• [WRITTEN PROBLEM 1]
In the Lisp debugger excerpt, what language is the debugger's user interface written in?
• [WRITTEN PROBLEM 2]
Please carry the Lisp debugger excerpt on from the end of its last sentence.
— start SOURCE EXCERPT —
1. The lisp adheres to ANSI LISP.

2. TCL/TK version 8.x (previous versions could work also but I have
  not tested them) is installed in the OS together with its libraries.
  In contrast to the previous version of the debugger , LISP must
  not support TCL/TK (except for GCL).

3. The OS and LISP supports sockets.

If (1) is not fullfilled then the best strategy to follow is to write
the missing ANSI functions used in the code of the debugger. In case
of failing of TCL/TK the whole interface must be rewritten using another
graphical library. If (3) is not fullfilled you should either extend
LISP with some C coding or choose another connection method to the
interface program. To help porting I will explain how the lisp system
talks with the interface.

5.0.2 Overview of the debugger.

To easy porting, the debugger is splitted in two components.

* The user interface , this is the GUI of the debugger and it is written
  in C using the TCL/TK system as a graphical library.

* A extension of lisp containing the code to parse and change sources,
  generate a new parser/generator and code called by the debugged
  functions.

The interaction between the interface and the lisp extensions is done
using sockets, because this is in my opinion the most supported IPC
in LISP and the OS.
— end SOURCE EXCERPT —
— start SUPPLIED ENTRIES —
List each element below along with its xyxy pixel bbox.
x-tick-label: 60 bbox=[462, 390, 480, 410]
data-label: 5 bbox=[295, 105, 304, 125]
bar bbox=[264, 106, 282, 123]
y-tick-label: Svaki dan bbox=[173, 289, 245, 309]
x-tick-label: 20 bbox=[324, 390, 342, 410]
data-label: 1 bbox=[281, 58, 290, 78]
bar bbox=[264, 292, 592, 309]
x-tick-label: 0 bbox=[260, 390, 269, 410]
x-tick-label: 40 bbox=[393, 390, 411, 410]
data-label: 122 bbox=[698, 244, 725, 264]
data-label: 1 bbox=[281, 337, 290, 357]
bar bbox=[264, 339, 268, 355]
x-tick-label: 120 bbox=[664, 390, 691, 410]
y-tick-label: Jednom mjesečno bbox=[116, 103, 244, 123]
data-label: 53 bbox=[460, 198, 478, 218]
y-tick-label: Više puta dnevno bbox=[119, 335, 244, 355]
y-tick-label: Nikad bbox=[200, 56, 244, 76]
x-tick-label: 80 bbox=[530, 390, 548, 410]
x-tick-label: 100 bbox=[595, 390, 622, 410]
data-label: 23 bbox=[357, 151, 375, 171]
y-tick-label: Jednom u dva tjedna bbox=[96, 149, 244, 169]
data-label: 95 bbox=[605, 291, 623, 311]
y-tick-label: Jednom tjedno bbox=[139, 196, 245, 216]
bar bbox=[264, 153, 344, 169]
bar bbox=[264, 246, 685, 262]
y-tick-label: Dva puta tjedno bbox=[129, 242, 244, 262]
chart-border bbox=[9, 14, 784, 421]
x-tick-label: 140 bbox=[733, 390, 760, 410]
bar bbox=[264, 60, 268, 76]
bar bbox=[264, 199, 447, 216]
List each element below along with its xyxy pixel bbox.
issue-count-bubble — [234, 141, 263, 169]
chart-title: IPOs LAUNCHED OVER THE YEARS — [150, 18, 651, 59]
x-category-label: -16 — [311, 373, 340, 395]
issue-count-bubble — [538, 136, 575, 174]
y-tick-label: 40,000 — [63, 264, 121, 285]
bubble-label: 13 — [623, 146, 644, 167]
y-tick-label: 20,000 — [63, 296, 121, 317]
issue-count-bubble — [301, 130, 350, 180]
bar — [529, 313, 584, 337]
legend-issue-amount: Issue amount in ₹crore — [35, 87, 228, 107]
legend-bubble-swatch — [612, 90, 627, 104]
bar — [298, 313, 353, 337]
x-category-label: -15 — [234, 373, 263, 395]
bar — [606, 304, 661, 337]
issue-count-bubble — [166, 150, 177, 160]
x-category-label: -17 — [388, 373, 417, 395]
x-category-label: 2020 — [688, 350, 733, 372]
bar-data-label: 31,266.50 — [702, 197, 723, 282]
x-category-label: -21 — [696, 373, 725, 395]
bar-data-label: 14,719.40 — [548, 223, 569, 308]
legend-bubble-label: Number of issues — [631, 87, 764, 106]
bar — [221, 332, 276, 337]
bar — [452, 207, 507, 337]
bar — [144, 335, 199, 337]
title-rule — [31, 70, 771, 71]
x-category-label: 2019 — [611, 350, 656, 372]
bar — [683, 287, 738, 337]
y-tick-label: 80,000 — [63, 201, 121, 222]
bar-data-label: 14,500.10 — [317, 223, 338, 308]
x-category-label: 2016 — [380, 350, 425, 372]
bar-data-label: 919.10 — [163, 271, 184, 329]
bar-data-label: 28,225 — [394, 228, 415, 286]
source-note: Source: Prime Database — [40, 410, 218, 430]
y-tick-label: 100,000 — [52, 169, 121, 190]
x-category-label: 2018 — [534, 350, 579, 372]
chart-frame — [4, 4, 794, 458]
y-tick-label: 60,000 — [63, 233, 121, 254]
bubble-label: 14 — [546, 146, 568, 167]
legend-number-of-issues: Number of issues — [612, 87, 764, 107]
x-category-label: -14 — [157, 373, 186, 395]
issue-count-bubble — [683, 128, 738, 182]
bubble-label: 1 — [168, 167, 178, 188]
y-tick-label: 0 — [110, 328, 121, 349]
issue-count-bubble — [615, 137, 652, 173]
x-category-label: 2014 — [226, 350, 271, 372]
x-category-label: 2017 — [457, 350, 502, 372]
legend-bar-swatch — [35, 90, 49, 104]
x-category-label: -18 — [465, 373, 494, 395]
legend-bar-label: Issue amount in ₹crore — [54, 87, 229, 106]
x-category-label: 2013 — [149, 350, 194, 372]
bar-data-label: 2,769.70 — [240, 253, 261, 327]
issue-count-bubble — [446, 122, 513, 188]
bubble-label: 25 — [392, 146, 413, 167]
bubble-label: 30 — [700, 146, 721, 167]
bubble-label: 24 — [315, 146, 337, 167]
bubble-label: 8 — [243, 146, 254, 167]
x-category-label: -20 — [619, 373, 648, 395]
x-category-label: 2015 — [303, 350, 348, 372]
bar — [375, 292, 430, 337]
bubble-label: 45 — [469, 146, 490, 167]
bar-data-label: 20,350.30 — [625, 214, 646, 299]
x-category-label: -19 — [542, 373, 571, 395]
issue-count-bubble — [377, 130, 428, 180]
— end SUPPLIED ENTRIES —
• [FINAL ANSWER 1]
It is written in C, with TCL/TK as the graphical library.

• [FINAL ANSWER 2]
5.0.2.1 The GUI interface.

The C code is using the following C source files :

* interface.c , this contain the main body of the interface.

* hash.c , hash.h , this contains some extensions for hashing and list
  manipulation used in interface.c.

* tclinvoke.c , code to call TCL/TK in a more efficient way.

These three file must be compiled and linked together with the libraries
of TCL/TK to produce the executable 'interface'. This program can
be started in three ways , modifying the way how it talks to the lisp
system. For socket communication, the interface is always the server
and it is listening for connections of the lisp system to it. The
program 'interface' is started via the lisp system, who decides how
to start the interface. There are current three ways of dooing this.

1. 'interface', the communication takes place via a Unix socket with
  address '/tmp/lispdebugger' (this is the method used by CMUCL).

2. 'interface pid' , pid is the process-id of the parent of this progam
  (the lisp system). This pid is then used by 'interface' to send
  a signal SIGUSR1(=10) to the lisp system each time it has output
  for the lisp system and thus let the lisp system act on the input.
  The communication still takes place via Unix sockets with address
  '/tmp/lispdebugger' (this is the method used for GCL).

3. 'interface -port' , port is the port number to use , communication
  takes place via stream oriented tcp/INET sockets on the port indicated
  (this is used ACL and CLISP).

The communication from 'interface' to lisp is done by sending a lisp
command as a string followed by a return to the lispsystem (in case
of 2 after the send a signal is send to wakeup the lisp, in all other
cases the lisp system wakes up if there is input on their socket connection).
After sending a command, the 'interface' will not wait for a return.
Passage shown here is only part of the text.